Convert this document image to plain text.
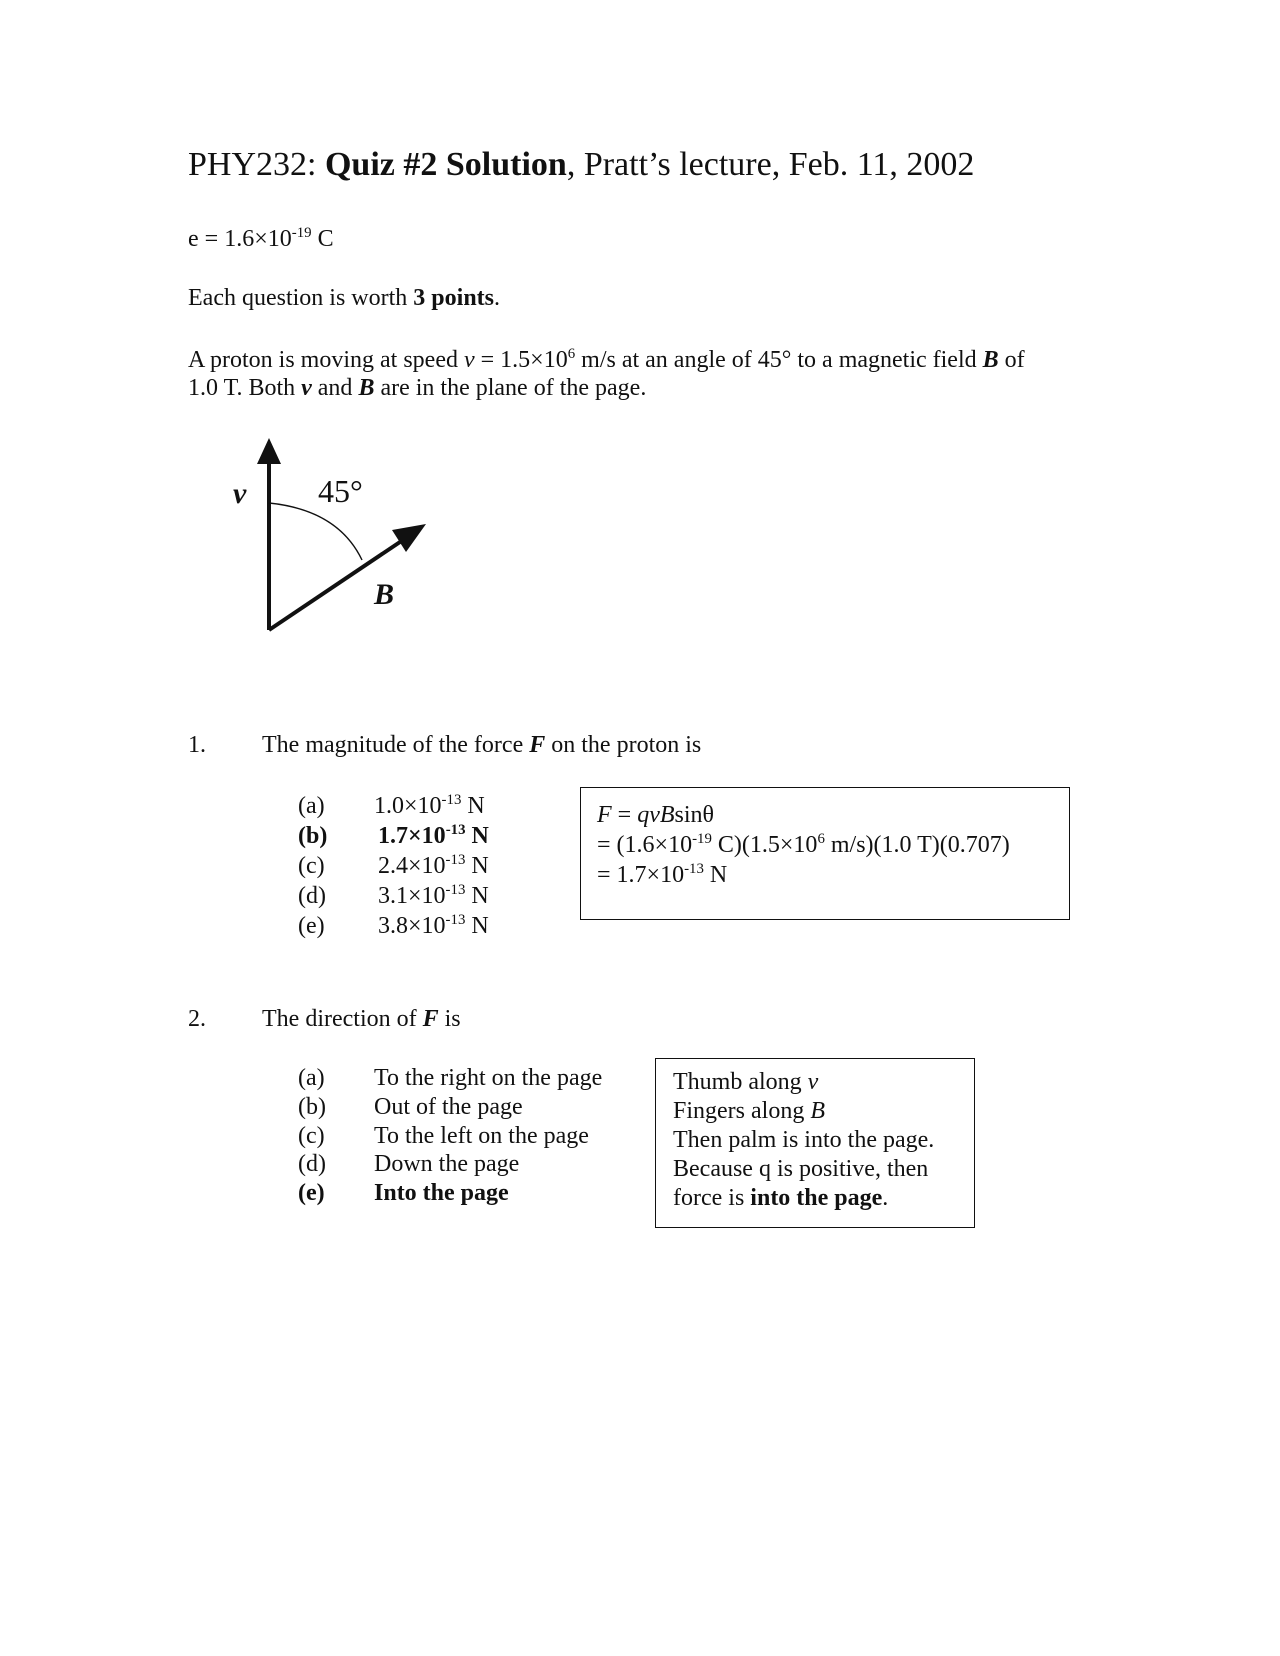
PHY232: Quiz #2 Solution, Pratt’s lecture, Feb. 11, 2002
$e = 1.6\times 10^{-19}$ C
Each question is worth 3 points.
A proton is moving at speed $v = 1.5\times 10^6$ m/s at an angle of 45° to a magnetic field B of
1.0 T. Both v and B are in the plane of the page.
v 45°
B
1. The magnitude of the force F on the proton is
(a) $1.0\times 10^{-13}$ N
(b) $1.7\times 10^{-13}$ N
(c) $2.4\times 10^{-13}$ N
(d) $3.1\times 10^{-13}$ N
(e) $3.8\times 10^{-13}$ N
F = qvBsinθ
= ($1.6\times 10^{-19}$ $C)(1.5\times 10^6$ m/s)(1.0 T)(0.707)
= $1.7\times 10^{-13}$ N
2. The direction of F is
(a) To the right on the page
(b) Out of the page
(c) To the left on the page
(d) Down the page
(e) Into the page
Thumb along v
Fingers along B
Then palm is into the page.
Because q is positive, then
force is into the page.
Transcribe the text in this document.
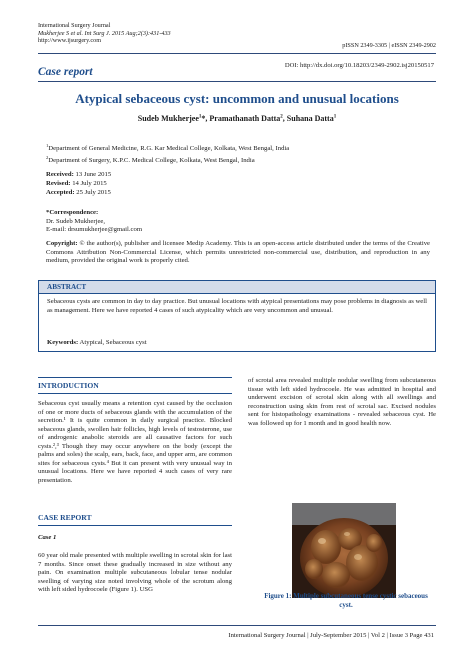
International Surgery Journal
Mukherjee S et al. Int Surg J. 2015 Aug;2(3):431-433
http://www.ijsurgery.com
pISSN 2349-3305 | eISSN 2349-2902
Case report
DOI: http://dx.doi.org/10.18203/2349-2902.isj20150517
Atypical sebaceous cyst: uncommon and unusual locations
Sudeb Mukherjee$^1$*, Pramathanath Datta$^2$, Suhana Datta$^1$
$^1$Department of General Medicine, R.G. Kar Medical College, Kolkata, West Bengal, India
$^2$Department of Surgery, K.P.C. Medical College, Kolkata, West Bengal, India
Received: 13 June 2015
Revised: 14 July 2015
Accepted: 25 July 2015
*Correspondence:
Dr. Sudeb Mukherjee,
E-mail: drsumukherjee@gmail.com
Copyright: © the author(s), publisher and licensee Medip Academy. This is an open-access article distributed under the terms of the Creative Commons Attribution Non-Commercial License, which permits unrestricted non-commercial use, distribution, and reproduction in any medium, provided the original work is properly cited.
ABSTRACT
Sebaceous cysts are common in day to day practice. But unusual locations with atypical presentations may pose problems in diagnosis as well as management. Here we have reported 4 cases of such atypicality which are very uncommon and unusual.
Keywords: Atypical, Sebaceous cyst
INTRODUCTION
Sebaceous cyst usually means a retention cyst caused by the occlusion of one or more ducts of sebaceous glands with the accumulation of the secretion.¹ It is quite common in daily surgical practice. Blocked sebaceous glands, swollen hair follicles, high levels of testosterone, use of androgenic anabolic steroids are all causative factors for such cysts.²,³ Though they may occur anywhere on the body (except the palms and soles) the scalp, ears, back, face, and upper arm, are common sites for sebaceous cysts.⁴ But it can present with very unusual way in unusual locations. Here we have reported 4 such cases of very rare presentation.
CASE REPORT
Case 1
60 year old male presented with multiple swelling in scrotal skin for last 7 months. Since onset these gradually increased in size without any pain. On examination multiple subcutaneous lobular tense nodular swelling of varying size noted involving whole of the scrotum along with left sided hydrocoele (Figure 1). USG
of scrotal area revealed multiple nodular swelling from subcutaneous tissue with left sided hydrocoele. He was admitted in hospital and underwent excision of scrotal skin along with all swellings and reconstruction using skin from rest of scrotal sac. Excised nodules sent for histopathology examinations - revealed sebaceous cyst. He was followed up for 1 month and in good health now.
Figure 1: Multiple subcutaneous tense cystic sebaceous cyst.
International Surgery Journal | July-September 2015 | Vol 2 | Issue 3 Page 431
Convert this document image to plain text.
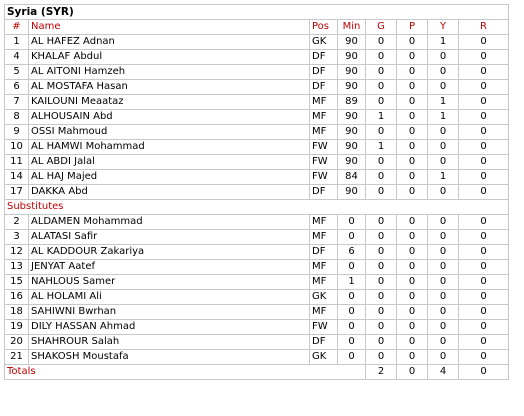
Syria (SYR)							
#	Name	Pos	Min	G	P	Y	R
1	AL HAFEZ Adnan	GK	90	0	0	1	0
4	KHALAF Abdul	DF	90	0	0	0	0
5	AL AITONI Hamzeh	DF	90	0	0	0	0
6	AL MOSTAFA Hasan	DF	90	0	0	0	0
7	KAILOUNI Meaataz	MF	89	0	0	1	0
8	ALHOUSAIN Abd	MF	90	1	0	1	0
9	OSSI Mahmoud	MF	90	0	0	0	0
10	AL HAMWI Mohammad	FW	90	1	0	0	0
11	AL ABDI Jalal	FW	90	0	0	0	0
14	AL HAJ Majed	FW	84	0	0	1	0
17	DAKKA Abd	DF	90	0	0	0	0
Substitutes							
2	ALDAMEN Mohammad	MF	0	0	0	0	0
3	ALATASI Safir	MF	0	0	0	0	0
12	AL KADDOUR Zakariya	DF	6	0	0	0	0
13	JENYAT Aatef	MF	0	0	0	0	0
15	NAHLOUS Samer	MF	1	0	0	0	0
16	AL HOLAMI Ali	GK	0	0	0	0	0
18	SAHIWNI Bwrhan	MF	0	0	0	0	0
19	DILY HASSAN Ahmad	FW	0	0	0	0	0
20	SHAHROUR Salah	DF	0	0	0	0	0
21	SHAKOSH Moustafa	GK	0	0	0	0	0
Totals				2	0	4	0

────

Going through the entries above, report how many lines include the string "Figure". The number alone is the answer.

2